Records that describe figures
▬▬▬▬▬▬▬▬▬▬

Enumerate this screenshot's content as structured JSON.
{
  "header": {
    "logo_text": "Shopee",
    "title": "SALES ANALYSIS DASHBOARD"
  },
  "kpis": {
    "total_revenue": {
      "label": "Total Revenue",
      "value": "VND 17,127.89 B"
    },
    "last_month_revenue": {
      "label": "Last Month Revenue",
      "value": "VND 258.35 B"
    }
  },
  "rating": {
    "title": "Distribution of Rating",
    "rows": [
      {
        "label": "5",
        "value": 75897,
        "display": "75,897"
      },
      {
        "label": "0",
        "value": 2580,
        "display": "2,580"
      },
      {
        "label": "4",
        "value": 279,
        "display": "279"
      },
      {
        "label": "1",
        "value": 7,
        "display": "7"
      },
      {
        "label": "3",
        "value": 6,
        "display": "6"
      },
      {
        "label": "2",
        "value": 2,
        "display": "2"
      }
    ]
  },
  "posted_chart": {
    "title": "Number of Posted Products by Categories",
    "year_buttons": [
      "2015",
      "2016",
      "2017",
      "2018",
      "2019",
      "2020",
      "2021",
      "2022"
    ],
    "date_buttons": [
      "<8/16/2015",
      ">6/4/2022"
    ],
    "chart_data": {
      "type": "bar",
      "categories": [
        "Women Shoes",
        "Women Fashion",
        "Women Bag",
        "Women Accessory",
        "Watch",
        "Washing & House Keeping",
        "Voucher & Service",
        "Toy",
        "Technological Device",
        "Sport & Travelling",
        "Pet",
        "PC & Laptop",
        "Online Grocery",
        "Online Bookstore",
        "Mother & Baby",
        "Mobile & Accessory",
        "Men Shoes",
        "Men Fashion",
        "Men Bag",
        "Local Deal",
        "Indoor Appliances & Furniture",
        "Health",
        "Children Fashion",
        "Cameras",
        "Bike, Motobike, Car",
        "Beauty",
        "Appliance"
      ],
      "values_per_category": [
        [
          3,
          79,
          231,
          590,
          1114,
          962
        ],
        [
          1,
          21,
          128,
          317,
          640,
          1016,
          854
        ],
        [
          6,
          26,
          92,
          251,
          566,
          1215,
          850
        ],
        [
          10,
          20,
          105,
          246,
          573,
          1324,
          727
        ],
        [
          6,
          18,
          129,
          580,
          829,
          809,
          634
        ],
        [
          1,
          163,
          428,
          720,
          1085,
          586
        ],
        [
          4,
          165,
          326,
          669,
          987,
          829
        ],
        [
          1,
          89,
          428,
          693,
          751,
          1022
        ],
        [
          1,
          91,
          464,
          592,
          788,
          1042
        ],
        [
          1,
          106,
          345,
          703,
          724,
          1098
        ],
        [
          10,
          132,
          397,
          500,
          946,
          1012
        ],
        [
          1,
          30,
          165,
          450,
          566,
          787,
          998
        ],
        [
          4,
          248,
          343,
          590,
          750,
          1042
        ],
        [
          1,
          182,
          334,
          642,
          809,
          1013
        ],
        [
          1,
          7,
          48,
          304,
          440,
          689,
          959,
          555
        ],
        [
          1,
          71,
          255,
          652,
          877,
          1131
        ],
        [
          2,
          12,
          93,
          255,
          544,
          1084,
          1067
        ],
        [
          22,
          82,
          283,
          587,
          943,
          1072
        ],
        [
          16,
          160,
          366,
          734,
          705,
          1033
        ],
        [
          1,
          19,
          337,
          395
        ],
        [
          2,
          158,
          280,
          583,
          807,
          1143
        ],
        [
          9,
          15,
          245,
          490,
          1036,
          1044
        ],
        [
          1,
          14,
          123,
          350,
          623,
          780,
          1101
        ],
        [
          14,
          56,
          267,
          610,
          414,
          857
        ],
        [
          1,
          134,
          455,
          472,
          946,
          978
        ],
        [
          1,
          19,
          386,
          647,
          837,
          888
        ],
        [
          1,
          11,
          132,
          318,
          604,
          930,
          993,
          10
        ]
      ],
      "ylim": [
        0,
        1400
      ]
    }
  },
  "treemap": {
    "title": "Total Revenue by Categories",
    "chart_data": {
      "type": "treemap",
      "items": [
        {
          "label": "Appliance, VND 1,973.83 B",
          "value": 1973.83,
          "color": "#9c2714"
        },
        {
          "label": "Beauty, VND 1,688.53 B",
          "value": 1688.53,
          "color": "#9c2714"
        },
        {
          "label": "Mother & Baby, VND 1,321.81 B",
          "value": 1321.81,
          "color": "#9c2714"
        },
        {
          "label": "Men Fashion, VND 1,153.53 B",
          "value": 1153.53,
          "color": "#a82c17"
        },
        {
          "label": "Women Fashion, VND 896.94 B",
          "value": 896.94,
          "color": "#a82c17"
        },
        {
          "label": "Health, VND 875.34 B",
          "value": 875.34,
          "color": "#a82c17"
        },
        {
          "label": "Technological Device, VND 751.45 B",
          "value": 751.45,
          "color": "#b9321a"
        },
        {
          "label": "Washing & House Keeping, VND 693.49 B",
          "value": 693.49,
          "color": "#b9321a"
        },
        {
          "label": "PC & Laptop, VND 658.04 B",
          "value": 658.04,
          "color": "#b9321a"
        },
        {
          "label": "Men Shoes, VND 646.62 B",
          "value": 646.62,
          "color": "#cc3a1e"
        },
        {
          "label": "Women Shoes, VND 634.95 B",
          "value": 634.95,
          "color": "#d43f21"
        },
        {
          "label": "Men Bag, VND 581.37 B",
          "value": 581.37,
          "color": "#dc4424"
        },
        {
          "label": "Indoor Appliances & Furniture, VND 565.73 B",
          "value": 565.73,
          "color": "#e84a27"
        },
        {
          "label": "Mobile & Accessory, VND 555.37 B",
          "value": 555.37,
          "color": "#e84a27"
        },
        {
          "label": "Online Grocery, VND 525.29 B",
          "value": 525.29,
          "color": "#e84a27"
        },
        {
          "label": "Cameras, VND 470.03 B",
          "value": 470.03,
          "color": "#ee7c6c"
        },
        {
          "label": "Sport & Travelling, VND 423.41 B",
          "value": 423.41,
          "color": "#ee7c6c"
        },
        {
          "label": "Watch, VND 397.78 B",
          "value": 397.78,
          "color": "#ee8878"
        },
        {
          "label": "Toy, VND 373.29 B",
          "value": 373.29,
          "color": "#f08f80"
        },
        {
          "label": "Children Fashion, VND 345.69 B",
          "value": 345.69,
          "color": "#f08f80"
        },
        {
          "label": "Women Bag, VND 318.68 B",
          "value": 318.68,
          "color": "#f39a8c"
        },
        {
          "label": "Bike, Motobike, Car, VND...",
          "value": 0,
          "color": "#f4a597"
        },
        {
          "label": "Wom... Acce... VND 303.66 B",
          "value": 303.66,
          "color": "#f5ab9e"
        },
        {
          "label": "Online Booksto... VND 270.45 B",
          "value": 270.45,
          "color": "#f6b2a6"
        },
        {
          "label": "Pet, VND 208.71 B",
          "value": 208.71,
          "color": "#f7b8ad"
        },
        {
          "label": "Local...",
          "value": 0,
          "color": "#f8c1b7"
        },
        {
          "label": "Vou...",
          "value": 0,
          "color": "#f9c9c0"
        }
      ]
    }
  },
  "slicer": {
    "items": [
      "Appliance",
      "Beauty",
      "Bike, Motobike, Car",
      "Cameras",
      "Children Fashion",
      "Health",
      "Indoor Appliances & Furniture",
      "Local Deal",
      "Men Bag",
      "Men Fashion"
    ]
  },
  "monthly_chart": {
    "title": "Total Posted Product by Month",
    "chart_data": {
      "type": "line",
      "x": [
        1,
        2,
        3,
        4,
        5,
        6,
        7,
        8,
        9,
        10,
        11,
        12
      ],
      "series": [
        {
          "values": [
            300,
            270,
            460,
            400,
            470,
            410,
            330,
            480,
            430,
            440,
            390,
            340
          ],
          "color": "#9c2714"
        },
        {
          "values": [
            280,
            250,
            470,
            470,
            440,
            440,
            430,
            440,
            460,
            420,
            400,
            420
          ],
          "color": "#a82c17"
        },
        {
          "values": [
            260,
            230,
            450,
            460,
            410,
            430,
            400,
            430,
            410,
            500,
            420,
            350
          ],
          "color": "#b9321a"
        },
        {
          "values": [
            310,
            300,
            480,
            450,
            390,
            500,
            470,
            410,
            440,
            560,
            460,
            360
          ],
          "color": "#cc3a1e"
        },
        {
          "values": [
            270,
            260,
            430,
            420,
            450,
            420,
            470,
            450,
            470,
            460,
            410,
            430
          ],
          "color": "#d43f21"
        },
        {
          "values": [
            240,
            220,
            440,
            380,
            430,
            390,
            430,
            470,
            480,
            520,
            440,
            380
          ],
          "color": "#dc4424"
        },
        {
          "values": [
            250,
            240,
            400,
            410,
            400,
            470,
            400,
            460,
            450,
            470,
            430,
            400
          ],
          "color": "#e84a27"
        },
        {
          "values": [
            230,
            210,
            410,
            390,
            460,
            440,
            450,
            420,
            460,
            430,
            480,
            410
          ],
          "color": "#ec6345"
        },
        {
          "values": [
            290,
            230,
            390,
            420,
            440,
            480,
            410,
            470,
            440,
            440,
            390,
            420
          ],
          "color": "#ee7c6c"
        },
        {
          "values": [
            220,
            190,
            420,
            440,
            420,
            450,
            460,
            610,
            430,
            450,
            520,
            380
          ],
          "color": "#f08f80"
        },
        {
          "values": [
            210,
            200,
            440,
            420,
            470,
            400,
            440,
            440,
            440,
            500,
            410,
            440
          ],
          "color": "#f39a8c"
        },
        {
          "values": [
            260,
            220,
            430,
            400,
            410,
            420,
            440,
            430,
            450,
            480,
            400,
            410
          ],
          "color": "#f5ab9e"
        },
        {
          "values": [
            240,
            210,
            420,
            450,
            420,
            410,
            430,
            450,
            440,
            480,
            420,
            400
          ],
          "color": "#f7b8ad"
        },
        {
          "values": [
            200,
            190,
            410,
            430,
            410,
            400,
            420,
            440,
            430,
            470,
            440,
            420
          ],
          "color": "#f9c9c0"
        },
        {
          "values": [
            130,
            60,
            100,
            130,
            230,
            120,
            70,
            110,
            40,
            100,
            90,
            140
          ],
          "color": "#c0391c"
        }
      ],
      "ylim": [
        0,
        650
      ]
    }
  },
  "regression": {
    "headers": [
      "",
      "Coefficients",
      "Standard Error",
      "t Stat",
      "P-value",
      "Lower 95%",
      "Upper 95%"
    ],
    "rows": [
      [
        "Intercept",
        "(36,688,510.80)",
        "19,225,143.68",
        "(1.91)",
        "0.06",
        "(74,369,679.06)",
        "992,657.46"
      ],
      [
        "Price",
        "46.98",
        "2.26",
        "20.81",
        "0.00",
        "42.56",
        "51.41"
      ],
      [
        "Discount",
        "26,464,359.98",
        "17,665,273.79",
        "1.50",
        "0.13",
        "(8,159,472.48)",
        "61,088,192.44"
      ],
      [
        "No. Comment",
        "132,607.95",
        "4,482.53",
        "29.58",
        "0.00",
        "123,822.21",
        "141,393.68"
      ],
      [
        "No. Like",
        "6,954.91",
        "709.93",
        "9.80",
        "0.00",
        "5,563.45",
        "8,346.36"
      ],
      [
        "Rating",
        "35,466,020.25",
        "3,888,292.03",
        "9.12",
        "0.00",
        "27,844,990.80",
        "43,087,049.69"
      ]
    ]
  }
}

▬▬▬▬▬▬▬▬▬▬

Determine the number of lines where the string "Device" occurs, and give that number only.

2